---------- RECORDS PROVIDED ----------

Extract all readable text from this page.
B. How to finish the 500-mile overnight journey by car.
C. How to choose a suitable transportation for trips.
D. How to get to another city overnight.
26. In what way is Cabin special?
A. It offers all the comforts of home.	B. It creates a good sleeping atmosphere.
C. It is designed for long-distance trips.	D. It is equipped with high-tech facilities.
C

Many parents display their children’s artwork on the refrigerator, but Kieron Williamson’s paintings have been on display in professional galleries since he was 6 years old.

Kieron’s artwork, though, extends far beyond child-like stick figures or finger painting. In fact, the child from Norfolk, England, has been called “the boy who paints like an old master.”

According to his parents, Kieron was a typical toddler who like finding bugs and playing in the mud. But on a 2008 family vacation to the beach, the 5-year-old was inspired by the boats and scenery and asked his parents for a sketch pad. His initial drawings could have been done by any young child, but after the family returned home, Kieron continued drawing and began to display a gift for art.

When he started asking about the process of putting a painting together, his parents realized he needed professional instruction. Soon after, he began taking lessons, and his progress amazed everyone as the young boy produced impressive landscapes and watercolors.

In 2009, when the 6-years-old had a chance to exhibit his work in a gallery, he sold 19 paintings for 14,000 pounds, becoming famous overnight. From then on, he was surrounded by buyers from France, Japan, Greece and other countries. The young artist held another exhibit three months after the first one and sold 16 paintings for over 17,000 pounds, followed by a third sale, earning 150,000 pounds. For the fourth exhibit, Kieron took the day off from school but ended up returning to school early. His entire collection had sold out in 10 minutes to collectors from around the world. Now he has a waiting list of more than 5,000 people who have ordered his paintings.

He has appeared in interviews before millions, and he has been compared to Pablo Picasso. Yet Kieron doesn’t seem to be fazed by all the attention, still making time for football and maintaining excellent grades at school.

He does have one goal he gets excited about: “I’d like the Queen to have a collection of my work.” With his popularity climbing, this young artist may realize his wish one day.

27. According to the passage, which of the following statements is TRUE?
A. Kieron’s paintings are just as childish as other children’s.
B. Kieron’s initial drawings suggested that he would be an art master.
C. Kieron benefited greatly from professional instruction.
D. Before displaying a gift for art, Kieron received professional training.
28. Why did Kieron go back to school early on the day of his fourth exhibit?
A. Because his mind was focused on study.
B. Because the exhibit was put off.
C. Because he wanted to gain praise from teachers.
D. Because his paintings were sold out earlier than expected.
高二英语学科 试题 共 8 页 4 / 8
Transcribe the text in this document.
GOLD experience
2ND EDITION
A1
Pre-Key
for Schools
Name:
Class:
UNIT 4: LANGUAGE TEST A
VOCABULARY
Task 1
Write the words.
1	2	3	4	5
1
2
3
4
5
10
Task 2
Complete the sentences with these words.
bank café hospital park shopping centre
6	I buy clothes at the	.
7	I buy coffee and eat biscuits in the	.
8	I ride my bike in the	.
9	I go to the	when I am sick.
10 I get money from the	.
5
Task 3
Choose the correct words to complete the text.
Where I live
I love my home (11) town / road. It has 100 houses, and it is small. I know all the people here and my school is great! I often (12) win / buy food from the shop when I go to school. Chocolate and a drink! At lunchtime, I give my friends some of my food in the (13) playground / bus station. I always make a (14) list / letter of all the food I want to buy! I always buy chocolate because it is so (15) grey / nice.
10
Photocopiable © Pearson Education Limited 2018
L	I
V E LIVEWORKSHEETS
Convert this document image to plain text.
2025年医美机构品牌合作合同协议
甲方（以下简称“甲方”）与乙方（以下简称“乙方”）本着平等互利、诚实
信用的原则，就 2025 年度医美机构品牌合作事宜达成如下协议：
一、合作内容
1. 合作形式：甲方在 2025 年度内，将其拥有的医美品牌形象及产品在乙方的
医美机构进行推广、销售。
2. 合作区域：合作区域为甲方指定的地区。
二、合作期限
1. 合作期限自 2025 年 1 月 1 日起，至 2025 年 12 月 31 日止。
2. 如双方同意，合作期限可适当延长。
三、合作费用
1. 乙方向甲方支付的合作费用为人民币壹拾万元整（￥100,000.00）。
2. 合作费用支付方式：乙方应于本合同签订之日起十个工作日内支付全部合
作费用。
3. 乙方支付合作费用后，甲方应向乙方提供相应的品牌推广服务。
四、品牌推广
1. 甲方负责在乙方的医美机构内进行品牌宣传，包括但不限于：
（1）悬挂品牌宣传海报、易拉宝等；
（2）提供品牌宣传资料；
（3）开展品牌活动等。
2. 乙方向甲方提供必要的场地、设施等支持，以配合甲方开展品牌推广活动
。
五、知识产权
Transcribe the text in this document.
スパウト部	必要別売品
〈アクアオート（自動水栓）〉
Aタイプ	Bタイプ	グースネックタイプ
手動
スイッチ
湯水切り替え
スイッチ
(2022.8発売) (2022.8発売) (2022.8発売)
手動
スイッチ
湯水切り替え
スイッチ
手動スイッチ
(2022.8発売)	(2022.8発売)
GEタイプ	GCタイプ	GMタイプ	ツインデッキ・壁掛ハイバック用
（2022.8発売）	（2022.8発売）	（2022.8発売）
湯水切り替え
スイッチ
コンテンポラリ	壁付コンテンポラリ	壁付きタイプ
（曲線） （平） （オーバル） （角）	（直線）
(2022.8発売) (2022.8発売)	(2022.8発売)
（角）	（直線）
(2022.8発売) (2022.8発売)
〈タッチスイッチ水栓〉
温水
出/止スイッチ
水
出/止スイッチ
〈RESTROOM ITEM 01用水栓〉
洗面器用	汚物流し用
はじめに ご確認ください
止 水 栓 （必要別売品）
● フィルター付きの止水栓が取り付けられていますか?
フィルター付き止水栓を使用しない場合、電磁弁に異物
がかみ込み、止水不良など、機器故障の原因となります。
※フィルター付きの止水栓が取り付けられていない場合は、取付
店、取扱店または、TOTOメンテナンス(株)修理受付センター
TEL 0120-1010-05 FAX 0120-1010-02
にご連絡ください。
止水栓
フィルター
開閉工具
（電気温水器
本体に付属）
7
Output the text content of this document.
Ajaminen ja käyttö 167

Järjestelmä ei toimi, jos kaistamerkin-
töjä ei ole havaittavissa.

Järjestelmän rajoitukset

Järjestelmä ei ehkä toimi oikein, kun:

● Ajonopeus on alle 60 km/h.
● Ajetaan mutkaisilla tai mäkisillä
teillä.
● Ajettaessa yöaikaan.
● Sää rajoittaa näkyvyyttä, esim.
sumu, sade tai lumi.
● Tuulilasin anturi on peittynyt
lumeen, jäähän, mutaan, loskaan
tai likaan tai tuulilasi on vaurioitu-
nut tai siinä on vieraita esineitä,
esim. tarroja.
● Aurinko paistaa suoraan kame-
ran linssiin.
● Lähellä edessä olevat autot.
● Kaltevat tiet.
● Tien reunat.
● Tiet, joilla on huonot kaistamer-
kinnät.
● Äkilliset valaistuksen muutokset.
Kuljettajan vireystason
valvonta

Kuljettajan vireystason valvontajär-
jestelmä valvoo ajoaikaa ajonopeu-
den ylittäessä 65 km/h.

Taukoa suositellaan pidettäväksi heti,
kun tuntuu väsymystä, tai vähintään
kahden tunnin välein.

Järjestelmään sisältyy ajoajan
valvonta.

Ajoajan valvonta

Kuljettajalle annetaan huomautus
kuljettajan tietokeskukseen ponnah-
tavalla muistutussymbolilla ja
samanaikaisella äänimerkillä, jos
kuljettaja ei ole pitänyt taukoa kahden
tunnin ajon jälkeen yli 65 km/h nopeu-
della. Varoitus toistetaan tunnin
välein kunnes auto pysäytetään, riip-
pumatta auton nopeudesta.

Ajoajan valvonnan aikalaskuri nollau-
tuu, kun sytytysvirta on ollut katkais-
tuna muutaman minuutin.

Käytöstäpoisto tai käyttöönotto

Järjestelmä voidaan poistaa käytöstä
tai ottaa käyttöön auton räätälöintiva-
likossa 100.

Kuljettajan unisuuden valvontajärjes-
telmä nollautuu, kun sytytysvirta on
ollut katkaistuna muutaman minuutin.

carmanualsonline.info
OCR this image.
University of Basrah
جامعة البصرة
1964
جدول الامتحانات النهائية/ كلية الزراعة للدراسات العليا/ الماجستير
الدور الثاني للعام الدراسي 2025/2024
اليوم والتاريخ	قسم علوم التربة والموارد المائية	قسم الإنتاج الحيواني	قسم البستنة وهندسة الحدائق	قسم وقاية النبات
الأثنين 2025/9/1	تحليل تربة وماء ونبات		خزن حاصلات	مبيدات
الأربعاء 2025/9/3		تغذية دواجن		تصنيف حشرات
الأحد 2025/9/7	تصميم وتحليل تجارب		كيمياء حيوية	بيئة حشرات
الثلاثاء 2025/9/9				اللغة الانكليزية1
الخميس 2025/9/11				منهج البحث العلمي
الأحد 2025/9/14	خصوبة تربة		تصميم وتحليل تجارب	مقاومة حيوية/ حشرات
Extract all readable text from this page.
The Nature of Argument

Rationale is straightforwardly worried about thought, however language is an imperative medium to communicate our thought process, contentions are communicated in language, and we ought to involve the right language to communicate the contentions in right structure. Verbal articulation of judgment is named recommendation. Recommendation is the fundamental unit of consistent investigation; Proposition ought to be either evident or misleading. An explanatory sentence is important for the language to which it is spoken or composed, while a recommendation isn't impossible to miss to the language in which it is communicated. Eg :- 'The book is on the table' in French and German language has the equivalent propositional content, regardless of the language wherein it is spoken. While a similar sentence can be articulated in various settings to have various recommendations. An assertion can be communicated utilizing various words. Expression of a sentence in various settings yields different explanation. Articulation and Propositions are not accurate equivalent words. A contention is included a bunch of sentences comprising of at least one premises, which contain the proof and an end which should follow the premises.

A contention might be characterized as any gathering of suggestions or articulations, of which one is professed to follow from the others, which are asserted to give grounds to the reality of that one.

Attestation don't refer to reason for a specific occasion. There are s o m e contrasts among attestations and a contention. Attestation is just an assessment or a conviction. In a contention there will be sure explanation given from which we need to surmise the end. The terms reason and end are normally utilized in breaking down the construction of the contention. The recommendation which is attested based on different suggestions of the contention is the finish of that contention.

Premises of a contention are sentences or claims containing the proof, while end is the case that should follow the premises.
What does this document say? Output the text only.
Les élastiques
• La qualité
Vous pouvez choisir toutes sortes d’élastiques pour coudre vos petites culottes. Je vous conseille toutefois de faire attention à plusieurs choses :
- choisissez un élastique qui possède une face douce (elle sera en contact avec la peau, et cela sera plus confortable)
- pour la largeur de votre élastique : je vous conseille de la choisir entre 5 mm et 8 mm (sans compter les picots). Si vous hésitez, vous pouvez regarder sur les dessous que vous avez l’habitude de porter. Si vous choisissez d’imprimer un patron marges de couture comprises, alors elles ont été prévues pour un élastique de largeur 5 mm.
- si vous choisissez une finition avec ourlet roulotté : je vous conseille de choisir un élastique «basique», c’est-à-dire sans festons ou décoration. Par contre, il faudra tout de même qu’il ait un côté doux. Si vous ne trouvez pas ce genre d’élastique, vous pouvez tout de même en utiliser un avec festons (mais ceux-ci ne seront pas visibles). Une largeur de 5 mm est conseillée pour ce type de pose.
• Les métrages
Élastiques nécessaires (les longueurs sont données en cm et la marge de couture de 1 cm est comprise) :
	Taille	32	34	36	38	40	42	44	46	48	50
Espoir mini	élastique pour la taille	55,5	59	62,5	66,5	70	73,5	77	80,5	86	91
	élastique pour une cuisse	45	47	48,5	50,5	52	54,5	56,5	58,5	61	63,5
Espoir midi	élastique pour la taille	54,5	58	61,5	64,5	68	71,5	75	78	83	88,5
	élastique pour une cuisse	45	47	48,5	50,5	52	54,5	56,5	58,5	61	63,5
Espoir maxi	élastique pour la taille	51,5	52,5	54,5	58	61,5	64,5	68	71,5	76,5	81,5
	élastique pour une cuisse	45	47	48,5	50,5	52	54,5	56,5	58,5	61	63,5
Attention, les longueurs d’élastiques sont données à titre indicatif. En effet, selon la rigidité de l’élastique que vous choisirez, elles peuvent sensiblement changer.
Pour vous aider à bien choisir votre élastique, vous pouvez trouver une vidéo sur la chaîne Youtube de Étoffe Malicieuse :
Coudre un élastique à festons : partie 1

----------

EXERCISE DESCRIPTION -> Find the lines of the material that hold the word "instruction" and report their count alone.

TASK SOLUTION -> 2